--- Start RECORDED INFORMATION ---

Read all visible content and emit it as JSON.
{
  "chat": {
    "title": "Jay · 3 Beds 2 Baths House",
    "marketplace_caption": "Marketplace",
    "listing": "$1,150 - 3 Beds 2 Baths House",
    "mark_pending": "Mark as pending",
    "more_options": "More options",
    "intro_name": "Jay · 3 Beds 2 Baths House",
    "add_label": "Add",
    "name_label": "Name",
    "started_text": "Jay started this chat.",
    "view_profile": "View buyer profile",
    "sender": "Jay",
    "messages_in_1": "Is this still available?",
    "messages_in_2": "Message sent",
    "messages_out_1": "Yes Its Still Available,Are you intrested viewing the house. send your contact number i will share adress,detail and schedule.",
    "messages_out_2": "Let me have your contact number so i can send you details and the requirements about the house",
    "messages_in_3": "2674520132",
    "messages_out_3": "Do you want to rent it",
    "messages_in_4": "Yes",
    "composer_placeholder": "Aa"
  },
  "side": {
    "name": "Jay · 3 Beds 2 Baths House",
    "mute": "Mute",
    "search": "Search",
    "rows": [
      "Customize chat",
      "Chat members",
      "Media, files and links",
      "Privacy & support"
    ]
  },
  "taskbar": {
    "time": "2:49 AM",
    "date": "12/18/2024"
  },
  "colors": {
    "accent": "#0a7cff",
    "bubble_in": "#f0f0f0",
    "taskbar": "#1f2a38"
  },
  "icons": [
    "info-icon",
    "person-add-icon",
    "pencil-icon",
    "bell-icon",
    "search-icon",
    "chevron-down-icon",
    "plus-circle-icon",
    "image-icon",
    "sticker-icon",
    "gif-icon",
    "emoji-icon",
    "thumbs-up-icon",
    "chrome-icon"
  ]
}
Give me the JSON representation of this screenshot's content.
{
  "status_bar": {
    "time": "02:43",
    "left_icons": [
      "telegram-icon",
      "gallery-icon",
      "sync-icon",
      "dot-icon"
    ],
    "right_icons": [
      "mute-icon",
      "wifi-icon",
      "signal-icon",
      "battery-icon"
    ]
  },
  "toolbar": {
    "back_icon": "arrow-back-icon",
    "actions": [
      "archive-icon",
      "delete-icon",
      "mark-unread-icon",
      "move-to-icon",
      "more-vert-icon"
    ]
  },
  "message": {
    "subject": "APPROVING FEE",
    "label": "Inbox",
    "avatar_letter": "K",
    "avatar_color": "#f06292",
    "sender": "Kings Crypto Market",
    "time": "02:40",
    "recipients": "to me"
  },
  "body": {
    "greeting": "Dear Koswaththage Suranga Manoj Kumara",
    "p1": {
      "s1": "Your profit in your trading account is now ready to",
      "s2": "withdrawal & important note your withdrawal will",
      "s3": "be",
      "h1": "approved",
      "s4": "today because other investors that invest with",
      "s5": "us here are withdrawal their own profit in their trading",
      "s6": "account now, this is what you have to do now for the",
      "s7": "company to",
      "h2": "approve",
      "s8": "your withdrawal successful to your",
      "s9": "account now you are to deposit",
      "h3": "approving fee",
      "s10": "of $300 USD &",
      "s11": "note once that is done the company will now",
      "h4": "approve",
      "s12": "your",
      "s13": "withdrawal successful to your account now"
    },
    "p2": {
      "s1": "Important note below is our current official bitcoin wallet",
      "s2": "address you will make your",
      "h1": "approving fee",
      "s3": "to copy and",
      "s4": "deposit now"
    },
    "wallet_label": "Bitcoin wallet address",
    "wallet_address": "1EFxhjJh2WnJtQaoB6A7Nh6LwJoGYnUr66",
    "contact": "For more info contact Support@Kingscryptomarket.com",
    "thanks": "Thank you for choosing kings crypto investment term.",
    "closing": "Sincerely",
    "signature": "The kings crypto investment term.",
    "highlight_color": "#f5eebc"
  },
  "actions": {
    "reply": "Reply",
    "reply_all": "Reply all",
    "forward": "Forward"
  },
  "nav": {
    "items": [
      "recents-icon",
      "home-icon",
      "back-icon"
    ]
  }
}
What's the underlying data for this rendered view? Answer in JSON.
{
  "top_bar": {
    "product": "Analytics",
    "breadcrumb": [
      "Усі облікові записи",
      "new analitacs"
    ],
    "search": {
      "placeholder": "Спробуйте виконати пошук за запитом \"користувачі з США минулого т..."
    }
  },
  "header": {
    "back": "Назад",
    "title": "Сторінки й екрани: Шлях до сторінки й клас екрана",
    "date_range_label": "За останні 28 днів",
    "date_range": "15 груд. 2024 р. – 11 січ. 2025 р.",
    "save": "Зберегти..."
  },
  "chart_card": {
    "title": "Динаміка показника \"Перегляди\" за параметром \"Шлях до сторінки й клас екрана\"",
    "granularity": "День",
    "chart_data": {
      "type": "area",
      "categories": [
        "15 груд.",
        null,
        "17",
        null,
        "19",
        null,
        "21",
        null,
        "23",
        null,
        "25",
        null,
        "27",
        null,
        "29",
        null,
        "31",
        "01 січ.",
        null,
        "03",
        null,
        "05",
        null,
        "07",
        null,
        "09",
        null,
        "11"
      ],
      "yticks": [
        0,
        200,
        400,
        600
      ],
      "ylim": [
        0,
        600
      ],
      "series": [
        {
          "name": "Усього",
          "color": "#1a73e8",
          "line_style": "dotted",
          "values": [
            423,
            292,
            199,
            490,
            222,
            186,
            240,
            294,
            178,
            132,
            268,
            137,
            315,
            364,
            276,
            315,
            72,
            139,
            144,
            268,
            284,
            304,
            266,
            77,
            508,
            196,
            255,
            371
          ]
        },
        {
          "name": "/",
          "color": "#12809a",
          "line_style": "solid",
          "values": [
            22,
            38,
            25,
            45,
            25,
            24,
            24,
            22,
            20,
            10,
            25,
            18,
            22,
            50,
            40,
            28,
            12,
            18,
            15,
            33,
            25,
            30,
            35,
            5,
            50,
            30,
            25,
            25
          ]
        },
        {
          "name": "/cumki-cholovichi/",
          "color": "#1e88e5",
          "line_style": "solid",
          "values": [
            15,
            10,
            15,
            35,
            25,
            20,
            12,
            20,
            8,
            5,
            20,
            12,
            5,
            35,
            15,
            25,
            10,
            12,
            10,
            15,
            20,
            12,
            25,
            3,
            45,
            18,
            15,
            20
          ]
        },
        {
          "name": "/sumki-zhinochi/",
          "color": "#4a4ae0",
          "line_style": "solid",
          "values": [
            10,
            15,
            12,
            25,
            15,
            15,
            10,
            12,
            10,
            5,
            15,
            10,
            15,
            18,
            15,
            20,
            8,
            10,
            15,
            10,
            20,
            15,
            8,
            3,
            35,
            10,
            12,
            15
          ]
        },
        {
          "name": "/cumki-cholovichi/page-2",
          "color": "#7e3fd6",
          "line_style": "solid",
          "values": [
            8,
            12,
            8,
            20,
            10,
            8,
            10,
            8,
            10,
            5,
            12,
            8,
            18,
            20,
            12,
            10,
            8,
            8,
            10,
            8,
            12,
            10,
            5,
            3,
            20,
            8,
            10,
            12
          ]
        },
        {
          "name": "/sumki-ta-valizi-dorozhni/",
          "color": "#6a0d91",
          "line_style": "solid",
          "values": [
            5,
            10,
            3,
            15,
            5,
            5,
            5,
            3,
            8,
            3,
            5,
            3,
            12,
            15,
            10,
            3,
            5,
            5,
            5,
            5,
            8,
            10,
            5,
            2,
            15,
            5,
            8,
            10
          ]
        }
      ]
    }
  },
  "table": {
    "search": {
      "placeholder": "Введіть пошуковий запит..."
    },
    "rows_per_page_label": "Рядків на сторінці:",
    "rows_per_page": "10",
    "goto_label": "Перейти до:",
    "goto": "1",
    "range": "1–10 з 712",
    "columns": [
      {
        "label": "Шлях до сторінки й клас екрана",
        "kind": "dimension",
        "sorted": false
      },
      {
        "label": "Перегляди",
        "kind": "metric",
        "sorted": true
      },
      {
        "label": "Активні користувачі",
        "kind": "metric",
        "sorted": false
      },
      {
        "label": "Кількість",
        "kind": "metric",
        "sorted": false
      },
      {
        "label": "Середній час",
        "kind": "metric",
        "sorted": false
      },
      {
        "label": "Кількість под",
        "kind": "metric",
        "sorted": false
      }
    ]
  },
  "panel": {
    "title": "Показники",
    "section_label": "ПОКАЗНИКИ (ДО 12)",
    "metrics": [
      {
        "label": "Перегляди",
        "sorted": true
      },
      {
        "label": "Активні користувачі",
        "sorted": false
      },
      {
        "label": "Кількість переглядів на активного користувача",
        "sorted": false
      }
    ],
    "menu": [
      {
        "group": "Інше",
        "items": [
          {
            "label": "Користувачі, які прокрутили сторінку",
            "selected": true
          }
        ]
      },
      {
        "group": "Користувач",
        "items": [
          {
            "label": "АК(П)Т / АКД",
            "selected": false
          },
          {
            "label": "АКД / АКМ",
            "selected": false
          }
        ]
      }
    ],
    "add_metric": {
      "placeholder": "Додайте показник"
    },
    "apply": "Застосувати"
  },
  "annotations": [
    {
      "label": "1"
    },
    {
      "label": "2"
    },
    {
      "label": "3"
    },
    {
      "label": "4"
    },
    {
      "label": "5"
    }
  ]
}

--- End RECORDED INFORMATION ---

DIRECTIVE: Copy every line of the material in which the word "profit" occurs.

WRITTEN RESPONSE:
      "s1": "Your profit in your trading account is now ready to",
      "s5": "us here are withdrawal their own profit in their trading",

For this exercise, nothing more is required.